§ **Action item**: Down to the last line, the material below should be reproduced exactly.

§ **Exercise data**:
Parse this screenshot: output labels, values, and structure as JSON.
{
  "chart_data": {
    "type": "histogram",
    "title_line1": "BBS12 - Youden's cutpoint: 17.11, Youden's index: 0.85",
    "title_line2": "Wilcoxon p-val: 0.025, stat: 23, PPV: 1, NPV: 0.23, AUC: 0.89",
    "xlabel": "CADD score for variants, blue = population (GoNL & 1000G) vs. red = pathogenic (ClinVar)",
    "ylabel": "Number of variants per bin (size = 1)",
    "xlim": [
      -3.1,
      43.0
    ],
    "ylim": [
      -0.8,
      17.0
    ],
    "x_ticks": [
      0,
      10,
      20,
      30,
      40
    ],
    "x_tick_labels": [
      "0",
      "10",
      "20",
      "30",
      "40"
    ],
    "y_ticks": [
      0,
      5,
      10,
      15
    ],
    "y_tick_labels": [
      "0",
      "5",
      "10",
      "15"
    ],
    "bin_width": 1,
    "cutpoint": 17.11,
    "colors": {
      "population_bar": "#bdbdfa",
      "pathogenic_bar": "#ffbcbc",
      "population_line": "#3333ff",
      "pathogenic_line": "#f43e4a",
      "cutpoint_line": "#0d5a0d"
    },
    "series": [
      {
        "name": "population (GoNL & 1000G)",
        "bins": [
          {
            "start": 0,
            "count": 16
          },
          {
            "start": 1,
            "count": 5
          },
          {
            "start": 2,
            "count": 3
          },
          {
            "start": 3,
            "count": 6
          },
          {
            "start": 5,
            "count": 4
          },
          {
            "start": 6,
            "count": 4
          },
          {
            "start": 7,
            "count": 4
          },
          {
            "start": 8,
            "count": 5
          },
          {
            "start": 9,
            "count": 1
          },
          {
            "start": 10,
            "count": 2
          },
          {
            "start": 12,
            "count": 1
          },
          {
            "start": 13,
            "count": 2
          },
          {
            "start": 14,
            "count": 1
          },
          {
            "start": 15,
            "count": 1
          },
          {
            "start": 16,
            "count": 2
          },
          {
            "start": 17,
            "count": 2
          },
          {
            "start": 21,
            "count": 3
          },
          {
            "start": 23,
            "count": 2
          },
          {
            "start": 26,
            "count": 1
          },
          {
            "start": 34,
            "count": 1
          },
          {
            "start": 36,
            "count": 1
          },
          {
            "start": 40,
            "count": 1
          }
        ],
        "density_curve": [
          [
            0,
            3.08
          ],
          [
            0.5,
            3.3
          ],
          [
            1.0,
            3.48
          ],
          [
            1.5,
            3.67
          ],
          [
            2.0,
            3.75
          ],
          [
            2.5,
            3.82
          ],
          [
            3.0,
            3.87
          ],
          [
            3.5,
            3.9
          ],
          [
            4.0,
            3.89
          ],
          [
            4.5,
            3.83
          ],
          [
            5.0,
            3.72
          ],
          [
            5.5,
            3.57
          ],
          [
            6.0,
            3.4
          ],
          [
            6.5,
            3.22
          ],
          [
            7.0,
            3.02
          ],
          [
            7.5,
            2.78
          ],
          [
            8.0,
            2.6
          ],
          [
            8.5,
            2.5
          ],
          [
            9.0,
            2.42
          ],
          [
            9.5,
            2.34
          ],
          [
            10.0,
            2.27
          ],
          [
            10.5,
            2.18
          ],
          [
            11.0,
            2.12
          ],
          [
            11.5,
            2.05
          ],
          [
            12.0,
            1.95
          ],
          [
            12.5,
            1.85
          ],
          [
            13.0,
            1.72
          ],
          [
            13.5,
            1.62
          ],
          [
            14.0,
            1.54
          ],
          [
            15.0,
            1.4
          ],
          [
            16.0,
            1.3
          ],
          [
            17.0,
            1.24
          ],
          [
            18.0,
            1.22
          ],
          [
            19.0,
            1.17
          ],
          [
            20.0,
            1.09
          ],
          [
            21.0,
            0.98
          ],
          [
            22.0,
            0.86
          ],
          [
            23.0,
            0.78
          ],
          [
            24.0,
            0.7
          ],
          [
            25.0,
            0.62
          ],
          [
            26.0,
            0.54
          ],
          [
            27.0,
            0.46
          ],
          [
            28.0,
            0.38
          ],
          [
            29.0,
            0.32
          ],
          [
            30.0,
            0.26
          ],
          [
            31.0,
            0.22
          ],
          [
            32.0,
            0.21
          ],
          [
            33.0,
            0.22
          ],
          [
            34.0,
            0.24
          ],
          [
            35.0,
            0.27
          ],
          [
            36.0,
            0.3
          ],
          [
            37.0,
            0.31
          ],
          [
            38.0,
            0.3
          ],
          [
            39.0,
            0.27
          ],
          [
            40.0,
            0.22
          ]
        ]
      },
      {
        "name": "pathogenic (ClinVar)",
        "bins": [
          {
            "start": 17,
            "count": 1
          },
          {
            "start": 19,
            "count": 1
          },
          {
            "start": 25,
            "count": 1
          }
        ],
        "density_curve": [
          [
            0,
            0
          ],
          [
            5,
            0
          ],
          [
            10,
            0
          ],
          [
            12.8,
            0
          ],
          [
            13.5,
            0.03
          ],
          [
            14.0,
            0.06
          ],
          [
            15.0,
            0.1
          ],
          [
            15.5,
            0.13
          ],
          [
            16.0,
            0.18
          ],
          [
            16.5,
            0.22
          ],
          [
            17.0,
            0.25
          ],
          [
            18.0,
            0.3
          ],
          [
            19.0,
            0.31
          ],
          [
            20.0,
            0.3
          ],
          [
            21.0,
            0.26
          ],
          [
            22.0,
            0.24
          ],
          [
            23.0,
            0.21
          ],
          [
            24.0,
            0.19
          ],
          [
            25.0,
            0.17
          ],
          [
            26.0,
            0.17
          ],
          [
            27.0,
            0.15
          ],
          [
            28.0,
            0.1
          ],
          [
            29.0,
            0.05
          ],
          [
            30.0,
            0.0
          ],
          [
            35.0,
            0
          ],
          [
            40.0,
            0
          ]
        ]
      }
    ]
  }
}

§ **Worked solution**:
Parse this screenshot: output labels, values, and structure as JSON.
{
  "chart_data": {
    "type": "histogram",
    "title_line1": "BBS12 - Youden's cutpoint: 17.11, Youden's index: 0.85",
    "title_line2": "Wilcoxon p-val: 0.025, stat: 23, PPV: 1, NPV: 0.23, AUC: 0.89",
    "xlabel": "CADD score for variants, blue = population (GoNL & 1000G) vs. red = pathogenic (ClinVar)",
    "ylabel": "Number of variants per bin (size = 1)",
    "xlim": [
      -3.1,
      43.0
    ],
    "ylim": [
      -0.8,
      17.0
    ],
    "x_ticks": [
      0,
      10,
      20,
      30,
      40
    ],
    "x_tick_labels": [
      "0",
      "10",
      "20",
      "30",
      "40"
    ],
    "y_ticks": [
      0,
      5,
      10,
      15
    ],
    "y_tick_labels": [
      "0",
      "5",
      "10",
      "15"
    ],
    "bin_width": 1,
    "cutpoint": 17.11,
    "colors": {
      "population_bar": "#bdbdfa",
      "pathogenic_bar": "#ffbcbc",
      "population_line": "#3333ff",
      "pathogenic_line": "#f43e4a",
      "cutpoint_line": "#0d5a0d"
    },
    "series": [
      {
        "name": "population (GoNL & 1000G)",
        "bins": [
          {
            "start": 0,
            "count": 16
          },
          {
            "start": 1,
            "count": 5
          },
          {
            "start": 2,
            "count": 3
          },
          {
            "start": 3,
            "count": 6
          },
          {
            "start": 5,
            "count": 4
          },
          {
            "start": 6,
            "count": 4
          },
          {
            "start": 7,
            "count": 4
          },
          {
            "start": 8,
            "count": 5
          },
          {
            "start": 9,
            "count": 1
          },
          {
            "start": 10,
            "count": 2
          },
          {
            "start": 12,
            "count": 1
          },
          {
            "start": 13,
            "count": 2
          },
          {
            "start": 14,
            "count": 1
          },
          {
            "start": 15,
            "count": 1
          },
          {
            "start": 16,
            "count": 2
          },
          {
            "start": 17,
            "count": 2
          },
          {
            "start": 21,
            "count": 3
          },
          {
            "start": 23,
            "count": 2
          },
          {
            "start": 26,
            "count": 1
          },
          {
            "start": 34,
            "count": 1
          },
          {
            "start": 36,
            "count": 1
          },
          {
            "start": 40,
            "count": 1
          }
        ],
        "density_curve": [
          [
            0,
            3.08
          ],
          [
            0.5,
            3.3
          ],
          [
            1.0,
            3.48
          ],
          [
            1.5,
            3.67
          ],
          [
            2.0,
            3.75
          ],
          [
            2.5,
            3.82
          ],
          [
            3.0,
            3.87
          ],
          [
            3.5,
            3.9
          ],
          [
            4.0,
            3.89
          ],
          [
            4.5,
            3.83
          ],
          [
            5.0,
            3.72
          ],
          [
            5.5,
            3.57
          ],
          [
            6.0,
            3.4
          ],
          [
            6.5,
            3.22
          ],
          [
            7.0,
            3.02
          ],
          [
            7.5,
            2.78
          ],
          [
            8.0,
            2.6
          ],
          [
            8.5,
            2.5
          ],
          [
            9.0,
            2.42
          ],
          [
            9.5,
            2.34
          ],
          [
            10.0,
            2.27
          ],
          [
            10.5,
            2.18
          ],
          [
            11.0,
            2.12
          ],
          [
            11.5,
            2.05
          ],
          [
            12.0,
            1.95
          ],
          [
            12.5,
            1.85
          ],
          [
            13.0,
            1.72
          ],
          [
            13.5,
            1.62
          ],
          [
            14.0,
            1.54
          ],
          [
            15.0,
            1.4
          ],
          [
            16.0,
            1.3
          ],
          [
            17.0,
            1.24
          ],
          [
            18.0,
            1.22
          ],
          [
            19.0,
            1.17
          ],
          [
            20.0,
            1.09
          ],
          [
            21.0,
            0.98
          ],
          [
            22.0,
            0.86
          ],
          [
            23.0,
            0.78
          ],
          [
            24.0,
            0.7
          ],
          [
            25.0,
            0.62
          ],
          [
            26.0,
            0.54
          ],
          [
            27.0,
            0.46
          ],
          [
            28.0,
            0.38
          ],
          [
            29.0,
            0.32
          ],
          [
            30.0,
            0.26
          ],
          [
            31.0,
            0.22
          ],
          [
            32.0,
            0.21
          ],
          [
            33.0,
            0.22
          ],
          [
            34.0,
            0.24
          ],
          [
            35.0,
            0.27
          ],
          [
            36.0,
            0.3
          ],
          [
            37.0,
            0.31
          ],
          [
            38.0,
            0.3
          ],
          [
            39.0,
            0.27
          ],
          [
            40.0,
            0.22
          ]
        ]
      },
      {
        "name": "pathogenic (ClinVar)",
        "bins": [
          {
            "start": 17,
            "count": 1
          },
          {
            "start": 19,
            "count": 1
          },
          {
            "start": 25,
            "count": 1
          }
        ],
        "density_curve": [
          [
            0,
            0
          ],
          [
            5,
            0
          ],
          [
            10,
            0
          ],
          [
            12.8,
            0
          ],
          [
            13.5,
            0.03
          ],
          [
            14.0,
            0.06
          ],
          [
            15.0,
            0.1
          ],
          [
            15.5,
            0.13
          ],
          [
            16.0,
            0.18
          ],
          [
            16.5,
            0.22
          ],
          [
            17.0,
            0.25
          ],
          [
            18.0,
            0.3
          ],
          [
            19.0,
            0.31
          ],
          [
            20.0,
            0.3
          ],
          [
            21.0,
            0.26
          ],
          [
            22.0,
            0.24
          ],
          [
            23.0,
            0.21
          ],
          [
            24.0,
            0.19
          ],
          [
            25.0,
            0.17
          ],
          [
            26.0,
            0.17
          ],
          [
            27.0,
            0.15
          ],
          [
            28.0,
            0.1
          ],
          [
            29.0,
            0.05
          ],
          [
            30.0,
            0.0
          ],
          [
            35.0,
            0
          ],
          [
            40.0,
            0
          ]
        ]
      }
    ]
  }
}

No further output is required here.